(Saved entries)
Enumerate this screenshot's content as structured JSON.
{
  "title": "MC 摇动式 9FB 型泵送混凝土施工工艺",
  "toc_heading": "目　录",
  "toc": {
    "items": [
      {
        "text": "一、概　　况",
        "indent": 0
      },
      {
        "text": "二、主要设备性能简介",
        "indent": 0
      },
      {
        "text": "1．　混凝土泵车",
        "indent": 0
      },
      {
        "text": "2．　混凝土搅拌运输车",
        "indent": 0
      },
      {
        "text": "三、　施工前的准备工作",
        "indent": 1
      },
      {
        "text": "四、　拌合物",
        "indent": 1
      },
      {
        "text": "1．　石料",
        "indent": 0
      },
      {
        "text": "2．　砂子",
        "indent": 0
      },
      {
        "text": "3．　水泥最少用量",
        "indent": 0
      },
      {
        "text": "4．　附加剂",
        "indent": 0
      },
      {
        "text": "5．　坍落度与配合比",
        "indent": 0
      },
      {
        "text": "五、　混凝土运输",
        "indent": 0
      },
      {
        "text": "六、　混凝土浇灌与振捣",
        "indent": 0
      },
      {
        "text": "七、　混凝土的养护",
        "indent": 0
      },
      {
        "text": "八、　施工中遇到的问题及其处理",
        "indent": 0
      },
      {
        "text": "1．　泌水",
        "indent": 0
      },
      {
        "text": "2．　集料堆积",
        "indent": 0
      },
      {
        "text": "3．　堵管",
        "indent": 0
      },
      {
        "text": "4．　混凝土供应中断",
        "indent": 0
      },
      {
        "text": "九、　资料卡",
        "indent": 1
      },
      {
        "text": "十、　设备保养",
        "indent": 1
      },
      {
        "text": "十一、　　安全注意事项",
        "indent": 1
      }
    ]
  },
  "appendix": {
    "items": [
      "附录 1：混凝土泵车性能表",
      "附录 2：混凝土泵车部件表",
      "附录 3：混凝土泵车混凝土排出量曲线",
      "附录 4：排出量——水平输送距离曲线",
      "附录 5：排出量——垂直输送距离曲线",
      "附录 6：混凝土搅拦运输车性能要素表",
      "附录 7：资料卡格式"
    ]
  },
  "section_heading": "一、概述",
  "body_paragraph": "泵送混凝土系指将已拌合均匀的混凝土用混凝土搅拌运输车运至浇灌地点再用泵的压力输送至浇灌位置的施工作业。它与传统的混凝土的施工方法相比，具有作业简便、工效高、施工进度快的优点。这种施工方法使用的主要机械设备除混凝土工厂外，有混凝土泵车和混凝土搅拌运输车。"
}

What is required
Type out the full listing again, exactly as given.

Correct output
Enumerate this screenshot's content as structured JSON.
{
  "title": "MC 摇动式 9FB 型泵送混凝土施工工艺",
  "toc_heading": "目　录",
  "toc": {
    "items": [
      {
        "text": "一、概　　况",
        "indent": 0
      },
      {
        "text": "二、主要设备性能简介",
        "indent": 0
      },
      {
        "text": "1．　混凝土泵车",
        "indent": 0
      },
      {
        "text": "2．　混凝土搅拌运输车",
        "indent": 0
      },
      {
        "text": "三、　施工前的准备工作",
        "indent": 1
      },
      {
        "text": "四、　拌合物",
        "indent": 1
      },
      {
        "text": "1．　石料",
        "indent": 0
      },
      {
        "text": "2．　砂子",
        "indent": 0
      },
      {
        "text": "3．　水泥最少用量",
        "indent": 0
      },
      {
        "text": "4．　附加剂",
        "indent": 0
      },
      {
        "text": "5．　坍落度与配合比",
        "indent": 0
      },
      {
        "text": "五、　混凝土运输",
        "indent": 0
      },
      {
        "text": "六、　混凝土浇灌与振捣",
        "indent": 0
      },
      {
        "text": "七、　混凝土的养护",
        "indent": 0
      },
      {
        "text": "八、　施工中遇到的问题及其处理",
        "indent": 0
      },
      {
        "text": "1．　泌水",
        "indent": 0
      },
      {
        "text": "2．　集料堆积",
        "indent": 0
      },
      {
        "text": "3．　堵管",
        "indent": 0
      },
      {
        "text": "4．　混凝土供应中断",
        "indent": 0
      },
      {
        "text": "九、　资料卡",
        "indent": 1
      },
      {
        "text": "十、　设备保养",
        "indent": 1
      },
      {
        "text": "十一、　　安全注意事项",
        "indent": 1
      }
    ]
  },
  "appendix": {
    "items": [
      "附录 1：混凝土泵车性能表",
      "附录 2：混凝土泵车部件表",
      "附录 3：混凝土泵车混凝土排出量曲线",
      "附录 4：排出量——水平输送距离曲线",
      "附录 5：排出量——垂直输送距离曲线",
      "附录 6：混凝土搅拦运输车性能要素表",
      "附录 7：资料卡格式"
    ]
  },
  "section_heading": "一、概述",
  "body_paragraph": "泵送混凝土系指将已拌合均匀的混凝土用混凝土搅拌运输车运至浇灌地点再用泵的压力输送至浇灌位置的施工作业。它与传统的混凝土的施工方法相比，具有作业简便、工效高、施工进度快的优点。这种施工方法使用的主要机械设备除混凝土工厂外，有混凝土泵车和混凝土搅拌运输车。"
}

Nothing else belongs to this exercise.